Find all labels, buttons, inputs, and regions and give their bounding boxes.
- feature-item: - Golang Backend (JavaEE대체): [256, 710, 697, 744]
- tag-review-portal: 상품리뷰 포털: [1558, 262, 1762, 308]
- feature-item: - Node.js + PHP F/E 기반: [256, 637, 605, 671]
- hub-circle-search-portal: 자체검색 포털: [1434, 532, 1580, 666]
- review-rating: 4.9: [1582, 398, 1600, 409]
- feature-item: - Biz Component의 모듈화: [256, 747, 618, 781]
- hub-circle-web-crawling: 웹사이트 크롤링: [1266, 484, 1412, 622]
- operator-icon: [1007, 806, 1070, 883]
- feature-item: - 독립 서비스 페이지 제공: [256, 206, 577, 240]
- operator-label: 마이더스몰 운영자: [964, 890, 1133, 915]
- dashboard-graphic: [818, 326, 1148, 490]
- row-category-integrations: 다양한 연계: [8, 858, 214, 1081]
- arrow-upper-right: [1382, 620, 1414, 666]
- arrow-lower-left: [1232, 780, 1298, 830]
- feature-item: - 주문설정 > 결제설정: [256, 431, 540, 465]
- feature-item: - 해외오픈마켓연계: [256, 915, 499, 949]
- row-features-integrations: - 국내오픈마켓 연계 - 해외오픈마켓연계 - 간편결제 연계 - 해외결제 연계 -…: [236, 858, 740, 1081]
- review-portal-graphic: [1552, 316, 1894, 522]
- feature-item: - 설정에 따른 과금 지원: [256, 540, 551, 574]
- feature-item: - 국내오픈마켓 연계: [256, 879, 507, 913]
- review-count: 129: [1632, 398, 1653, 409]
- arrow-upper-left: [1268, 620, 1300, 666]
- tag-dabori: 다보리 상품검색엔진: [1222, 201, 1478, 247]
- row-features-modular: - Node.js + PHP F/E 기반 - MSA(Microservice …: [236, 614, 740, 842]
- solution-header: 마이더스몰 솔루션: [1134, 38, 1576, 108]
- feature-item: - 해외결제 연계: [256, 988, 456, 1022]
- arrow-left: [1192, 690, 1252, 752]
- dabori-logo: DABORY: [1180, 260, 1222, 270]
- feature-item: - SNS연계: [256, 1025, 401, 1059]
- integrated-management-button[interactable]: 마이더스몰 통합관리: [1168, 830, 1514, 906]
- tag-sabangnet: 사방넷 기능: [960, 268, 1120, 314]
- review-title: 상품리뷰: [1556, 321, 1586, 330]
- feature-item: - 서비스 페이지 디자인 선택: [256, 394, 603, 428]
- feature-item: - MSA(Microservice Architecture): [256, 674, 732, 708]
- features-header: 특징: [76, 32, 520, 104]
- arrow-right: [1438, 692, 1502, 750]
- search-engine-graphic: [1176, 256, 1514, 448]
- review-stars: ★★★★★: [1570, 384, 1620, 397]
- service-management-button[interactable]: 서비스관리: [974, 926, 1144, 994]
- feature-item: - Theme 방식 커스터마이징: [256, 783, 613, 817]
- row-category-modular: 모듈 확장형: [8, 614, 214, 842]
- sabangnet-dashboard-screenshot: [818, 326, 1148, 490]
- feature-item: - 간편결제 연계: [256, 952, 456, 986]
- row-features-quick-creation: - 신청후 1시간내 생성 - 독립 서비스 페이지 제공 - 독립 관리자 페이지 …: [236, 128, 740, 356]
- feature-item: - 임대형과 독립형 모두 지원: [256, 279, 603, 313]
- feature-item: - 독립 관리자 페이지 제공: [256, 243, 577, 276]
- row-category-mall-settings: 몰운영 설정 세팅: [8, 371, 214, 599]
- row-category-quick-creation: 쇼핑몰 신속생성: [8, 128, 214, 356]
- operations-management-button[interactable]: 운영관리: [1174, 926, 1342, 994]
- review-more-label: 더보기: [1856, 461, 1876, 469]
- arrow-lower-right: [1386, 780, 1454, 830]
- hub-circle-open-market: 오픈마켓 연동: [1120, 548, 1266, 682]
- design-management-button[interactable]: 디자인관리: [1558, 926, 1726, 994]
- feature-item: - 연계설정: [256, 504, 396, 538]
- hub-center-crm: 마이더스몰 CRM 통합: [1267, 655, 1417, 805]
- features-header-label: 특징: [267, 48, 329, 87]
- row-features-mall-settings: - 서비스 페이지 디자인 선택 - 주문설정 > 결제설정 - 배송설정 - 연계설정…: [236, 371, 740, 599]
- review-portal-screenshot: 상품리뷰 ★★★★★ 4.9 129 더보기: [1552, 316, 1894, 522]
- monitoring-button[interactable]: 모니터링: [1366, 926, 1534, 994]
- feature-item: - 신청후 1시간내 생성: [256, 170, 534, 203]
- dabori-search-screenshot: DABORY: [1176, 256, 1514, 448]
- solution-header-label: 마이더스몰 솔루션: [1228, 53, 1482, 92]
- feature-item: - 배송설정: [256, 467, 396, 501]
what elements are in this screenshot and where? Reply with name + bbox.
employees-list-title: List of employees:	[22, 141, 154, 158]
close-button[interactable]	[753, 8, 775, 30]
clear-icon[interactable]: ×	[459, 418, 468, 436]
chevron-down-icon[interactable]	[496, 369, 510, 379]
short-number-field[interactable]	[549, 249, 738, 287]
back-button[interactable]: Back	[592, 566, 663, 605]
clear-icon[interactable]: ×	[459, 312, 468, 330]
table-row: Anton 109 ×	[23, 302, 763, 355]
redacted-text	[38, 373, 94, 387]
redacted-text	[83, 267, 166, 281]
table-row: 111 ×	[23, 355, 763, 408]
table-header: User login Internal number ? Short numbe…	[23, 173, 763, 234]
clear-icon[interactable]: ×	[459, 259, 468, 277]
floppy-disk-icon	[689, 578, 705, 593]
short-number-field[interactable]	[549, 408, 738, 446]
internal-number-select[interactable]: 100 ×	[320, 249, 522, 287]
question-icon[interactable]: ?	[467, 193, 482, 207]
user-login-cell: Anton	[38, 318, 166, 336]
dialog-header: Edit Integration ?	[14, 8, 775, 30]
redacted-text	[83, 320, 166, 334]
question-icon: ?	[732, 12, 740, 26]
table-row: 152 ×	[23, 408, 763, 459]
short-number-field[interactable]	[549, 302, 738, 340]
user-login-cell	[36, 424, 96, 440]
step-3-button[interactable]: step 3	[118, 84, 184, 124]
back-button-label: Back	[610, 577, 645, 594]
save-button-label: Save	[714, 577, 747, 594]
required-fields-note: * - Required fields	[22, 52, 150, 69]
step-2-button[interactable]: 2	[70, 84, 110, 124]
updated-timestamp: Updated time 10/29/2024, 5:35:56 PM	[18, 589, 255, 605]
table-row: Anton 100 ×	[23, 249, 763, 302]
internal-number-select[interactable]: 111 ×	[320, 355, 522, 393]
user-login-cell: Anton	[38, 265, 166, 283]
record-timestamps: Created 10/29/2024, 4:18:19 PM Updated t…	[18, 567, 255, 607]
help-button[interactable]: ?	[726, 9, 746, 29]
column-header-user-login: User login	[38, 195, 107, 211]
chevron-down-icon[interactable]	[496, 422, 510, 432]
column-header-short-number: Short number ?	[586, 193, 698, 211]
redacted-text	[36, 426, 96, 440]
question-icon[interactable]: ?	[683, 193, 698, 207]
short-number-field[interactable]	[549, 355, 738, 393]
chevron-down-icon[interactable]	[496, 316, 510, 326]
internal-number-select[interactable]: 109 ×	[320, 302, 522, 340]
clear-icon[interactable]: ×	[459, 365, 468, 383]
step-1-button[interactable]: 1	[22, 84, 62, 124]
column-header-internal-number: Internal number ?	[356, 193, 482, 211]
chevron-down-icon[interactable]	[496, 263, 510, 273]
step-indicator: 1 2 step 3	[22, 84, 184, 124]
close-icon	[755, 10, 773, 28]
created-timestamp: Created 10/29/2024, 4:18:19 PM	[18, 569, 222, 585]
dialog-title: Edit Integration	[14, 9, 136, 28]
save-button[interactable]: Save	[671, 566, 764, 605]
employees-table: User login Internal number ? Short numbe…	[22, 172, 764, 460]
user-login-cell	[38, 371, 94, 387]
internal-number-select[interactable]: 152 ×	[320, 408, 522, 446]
┄┄┄┄┄┄
Render the records from their first line up to and including the line containing "- hub-circle-web-crawling: 웹사이트" as a JSON list of strings, one string per line, with blank lines omitted.

* [Response to this task]
[
  "Find all labels, buttons, inputs, and regions and give their bounding boxes.",
  "- feature-item: - Golang Backend (JavaEE대체): [256, 710, 697, 744]",
  "- tag-review-portal: 상품리뷰 포털: [1558, 262, 1762, 308]",
  "- feature-item: - Node.js + PHP F/E 기반: [256, 637, 605, 671]",
  "- hub-circle-search-portal: 자체검색 포털: [1434, 532, 1580, 666]",
  "- review-rating: 4.9: [1582, 398, 1600, 409]",
  "- feature-item: - Biz Component의 모듈화: [256, 747, 618, 781]",
  "- hub-circle-web-crawling: 웹사이트 크롤링: [1266, 484, 1412, 622]"
]